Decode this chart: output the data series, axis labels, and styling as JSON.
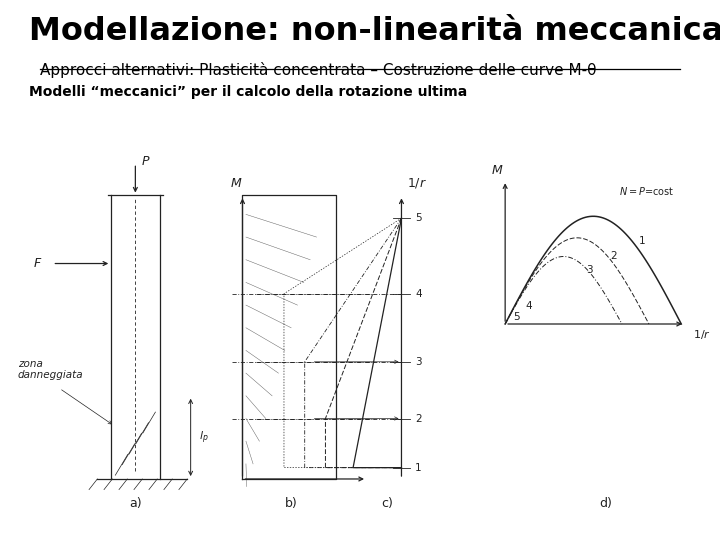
{
  "title": "Modellazione: non-linearità meccanica",
  "subtitle": "Approcci alternativi: Plasticità concentrata – Costruzione delle curve M-θ",
  "body_text": "Modelli “meccanici” per il calcolo della rotazione ultima",
  "bg_color": "#ffffff",
  "panel_bg": "#cccccc",
  "col": "#222222",
  "lw": 0.9,
  "title_fs": 23,
  "sub_fs": 11,
  "body_fs": 10
}
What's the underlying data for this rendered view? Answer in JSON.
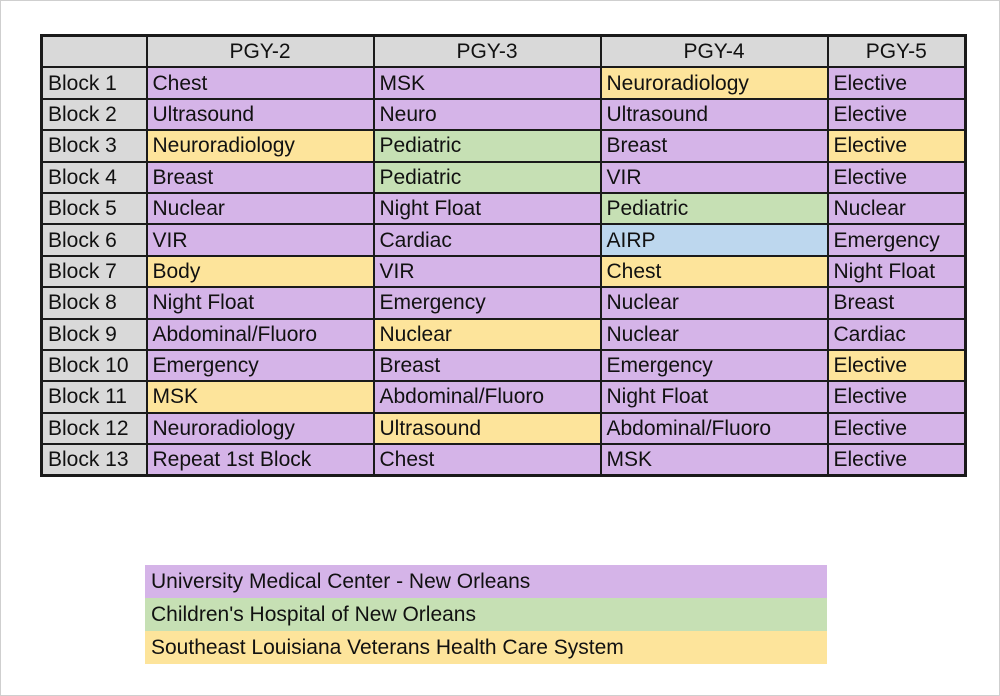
{
  "colors": {
    "umc": "#d5b4e8",
    "chno": "#c6e0b4",
    "va": "#fde49b",
    "airp": "#bdd7ee",
    "header": "#d9d9d9"
  },
  "schedule": {
    "corner": "",
    "columns": [
      "PGY-2",
      "PGY-3",
      "PGY-4",
      "PGY-5"
    ],
    "rows": [
      {
        "block": "Block 1",
        "cells": [
          {
            "text": "Chest",
            "site": "umc"
          },
          {
            "text": "MSK",
            "site": "umc"
          },
          {
            "text": "Neuroradiology",
            "site": "va"
          },
          {
            "text": "Elective",
            "site": "umc"
          }
        ]
      },
      {
        "block": "Block 2",
        "cells": [
          {
            "text": "Ultrasound",
            "site": "umc"
          },
          {
            "text": "Neuro",
            "site": "umc"
          },
          {
            "text": "Ultrasound",
            "site": "umc"
          },
          {
            "text": "Elective",
            "site": "umc"
          }
        ]
      },
      {
        "block": "Block 3",
        "cells": [
          {
            "text": "Neuroradiology",
            "site": "va"
          },
          {
            "text": "Pediatric",
            "site": "chno"
          },
          {
            "text": "Breast",
            "site": "umc"
          },
          {
            "text": "Elective",
            "site": "va"
          }
        ]
      },
      {
        "block": "Block 4",
        "cells": [
          {
            "text": "Breast",
            "site": "umc"
          },
          {
            "text": "Pediatric",
            "site": "chno"
          },
          {
            "text": "VIR",
            "site": "umc"
          },
          {
            "text": "Elective",
            "site": "umc"
          }
        ]
      },
      {
        "block": "Block 5",
        "cells": [
          {
            "text": "Nuclear",
            "site": "umc"
          },
          {
            "text": "Night Float",
            "site": "umc"
          },
          {
            "text": "Pediatric",
            "site": "chno"
          },
          {
            "text": "Nuclear",
            "site": "umc"
          }
        ]
      },
      {
        "block": "Block 6",
        "cells": [
          {
            "text": "VIR",
            "site": "umc"
          },
          {
            "text": "Cardiac",
            "site": "umc"
          },
          {
            "text": "AIRP",
            "site": "airp"
          },
          {
            "text": "Emergency",
            "site": "umc"
          }
        ]
      },
      {
        "block": "Block 7",
        "cells": [
          {
            "text": "Body",
            "site": "va"
          },
          {
            "text": "VIR",
            "site": "umc"
          },
          {
            "text": "Chest",
            "site": "va"
          },
          {
            "text": "Night Float",
            "site": "umc"
          }
        ]
      },
      {
        "block": "Block 8",
        "cells": [
          {
            "text": "Night Float",
            "site": "umc"
          },
          {
            "text": "Emergency",
            "site": "umc"
          },
          {
            "text": "Nuclear",
            "site": "umc"
          },
          {
            "text": "Breast",
            "site": "umc"
          }
        ]
      },
      {
        "block": "Block 9",
        "cells": [
          {
            "text": "Abdominal/Fluoro",
            "site": "umc"
          },
          {
            "text": "Nuclear",
            "site": "va"
          },
          {
            "text": "Nuclear",
            "site": "umc"
          },
          {
            "text": "Cardiac",
            "site": "umc"
          }
        ]
      },
      {
        "block": "Block 10",
        "cells": [
          {
            "text": "Emergency",
            "site": "umc"
          },
          {
            "text": "Breast",
            "site": "umc"
          },
          {
            "text": "Emergency",
            "site": "umc"
          },
          {
            "text": "Elective",
            "site": "va"
          }
        ]
      },
      {
        "block": "Block 11",
        "cells": [
          {
            "text": "MSK",
            "site": "va"
          },
          {
            "text": "Abdominal/Fluoro",
            "site": "umc"
          },
          {
            "text": "Night Float",
            "site": "umc"
          },
          {
            "text": "Elective",
            "site": "umc"
          }
        ]
      },
      {
        "block": "Block 12",
        "cells": [
          {
            "text": "Neuroradiology",
            "site": "umc"
          },
          {
            "text": "Ultrasound",
            "site": "va"
          },
          {
            "text": "Abdominal/Fluoro",
            "site": "umc"
          },
          {
            "text": "Elective",
            "site": "umc"
          }
        ]
      },
      {
        "block": "Block 13",
        "cells": [
          {
            "text": "Repeat 1st Block",
            "site": "umc"
          },
          {
            "text": "Chest",
            "site": "umc"
          },
          {
            "text": "MSK",
            "site": "umc"
          },
          {
            "text": "Elective",
            "site": "umc"
          }
        ]
      }
    ]
  },
  "legend": [
    {
      "label": "University Medical Center - New Orleans",
      "site": "umc"
    },
    {
      "label": "Children's Hospital of New Orleans",
      "site": "chno"
    },
    {
      "label": "Southeast Louisiana Veterans Health Care System",
      "site": "va"
    }
  ]
}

__OBJECTIVE__: Copy out all the data without changing anything, and drop the pictures.

__RESPONSE TO THIS TASK__:
Decode this chart: output the data series, axis labels, and styling as JSON.
{
  "title": "Modellazione: non-linearità meccanica",
  "subtitle": "Approcci alternativi: Plasticità concentrata – Costruzione delle curve M-θ",
  "body_text": "Modelli “meccanici” per il calcolo della rotazione ultima",
  "bg_color": "#ffffff",
  "panel_bg": "#cccccc",
  "col": "#222222",
  "lw": 0.9,
  "title_fs": 23,
  "sub_fs": 11,
  "body_fs": 10
}
What's the underlying data for this rendered view? Answer in JSON.
{
  "colors": {
    "umc": "#d5b4e8",
    "chno": "#c6e0b4",
    "va": "#fde49b",
    "airp": "#bdd7ee",
    "header": "#d9d9d9"
  },
  "schedule": {
    "corner": "",
    "columns": [
      "PGY-2",
      "PGY-3",
      "PGY-4",
      "PGY-5"
    ],
    "rows": [
      {
        "block": "Block 1",
        "cells": [
          {
            "text": "Chest",
            "site": "umc"
          },
          {
            "text": "MSK",
            "site": "umc"
          },
          {
            "text": "Neuroradiology",
            "site": "va"
          },
          {
            "text": "Elective",
            "site": "umc"
          }
        ]
      },
      {
        "block": "Block 2",
        "cells": [
          {
            "text": "Ultrasound",
            "site": "umc"
          },
          {
            "text": "Neuro",
            "site": "umc"
          },
          {
            "text": "Ultrasound",
            "site": "umc"
          },
          {
            "text": "Elective",
            "site": "umc"
          }
        ]
      },
      {
        "block": "Block 3",
        "cells": [
          {
            "text": "Neuroradiology",
            "site": "va"
          },
          {
            "text": "Pediatric",
            "site": "chno"
          },
          {
            "text": "Breast",
            "site": "umc"
          },
          {
            "text": "Elective",
            "site": "va"
          }
        ]
      },
      {
        "block": "Block 4",
        "cells": [
          {
            "text": "Breast",
            "site": "umc"
          },
          {
            "text": "Pediatric",
            "site": "chno"
          },
          {
            "text": "VIR",
            "site": "umc"
          },
          {
            "text": "Elective",
            "site": "umc"
          }
        ]
      },
      {
        "block": "Block 5",
        "cells": [
          {
            "text": "Nuclear",
            "site": "umc"
          },
          {
            "text": "Night Float",
            "site": "umc"
          },
          {
            "text": "Pediatric",
            "site": "chno"
          },
          {
            "text": "Nuclear",
            "site": "umc"
          }
        ]
      },
      {
        "block": "Block 6",
        "cells": [
          {
            "text": "VIR",
            "site": "umc"
          },
          {
            "text": "Cardiac",
            "site": "umc"
          },
          {
            "text": "AIRP",
            "site": "airp"
          },
          {
            "text": "Emergency",
            "site": "umc"
          }
        ]
      },
      {
        "block": "Block 7",
        "cells": [
          {
            "text": "Body",
            "site": "va"
          },
          {
            "text": "VIR",
            "site": "umc"
          },
          {
            "text": "Chest",
            "site": "va"
          },
          {
            "text": "Night Float",
            "site": "umc"
          }
        ]
      },
      {
        "block": "Block 8",
        "cells": [
          {
            "text": "Night Float",
            "site": "umc"
          },
          {
            "text": "Emergency",
            "site": "umc"
          },
          {
            "text": "Nuclear",
            "site": "umc"
          },
          {
            "text": "Breast",
            "site": "umc"
          }
        ]
      },
      {
        "block": "Block 9",
        "cells": [
          {
            "text": "Abdominal/Fluoro",
            "site": "umc"
          },
          {
            "text": "Nuclear",
            "site": "va"
          },
          {
            "text": "Nuclear",
            "site": "umc"
          },
          {
            "text": "Cardiac",
            "site": "umc"
          }
        ]
      },
      {
        "block": "Block 10",
        "cells": [
          {
            "text": "Emergency",
            "site": "umc"
          },
          {
            "text": "Breast",
            "site": "umc"
          },
          {
            "text": "Emergency",
            "site": "umc"
          },
          {
            "text": "Elective",
            "site": "va"
          }
        ]
      },
      {
        "block": "Block 11",
        "cells": [
          {
            "text": "MSK",
            "site": "va"
          },
          {
            "text": "Abdominal/Fluoro",
            "site": "umc"
          },
          {
            "text": "Night Float",
            "site": "umc"
          },
          {
            "text": "Elective",
            "site": "umc"
          }
        ]
      },
      {
        "block": "Block 12",
        "cells": [
          {
            "text": "Neuroradiology",
            "site": "umc"
          },
          {
            "text": "Ultrasound",
            "site": "va"
          },
          {
            "text": "Abdominal/Fluoro",
            "site": "umc"
          },
          {
            "text": "Elective",
            "site": "umc"
          }
        ]
      },
      {
        "block": "Block 13",
        "cells": [
          {
            "text": "Repeat 1st Block",
            "site": "umc"
          },
          {
            "text": "Chest",
            "site": "umc"
          },
          {
            "text": "MSK",
            "site": "umc"
          },
          {
            "text": "Elective",
            "site": "umc"
          }
        ]
      }
    ]
  },
  "legend": [
    {
      "label": "University Medical Center - New Orleans",
      "site": "umc"
    },
    {
      "label": "Children's Hospital of New Orleans",
      "site": "chno"
    },
    {
      "label": "Southeast Louisiana Veterans Health Care System",
      "site": "va"
    }
  ]
}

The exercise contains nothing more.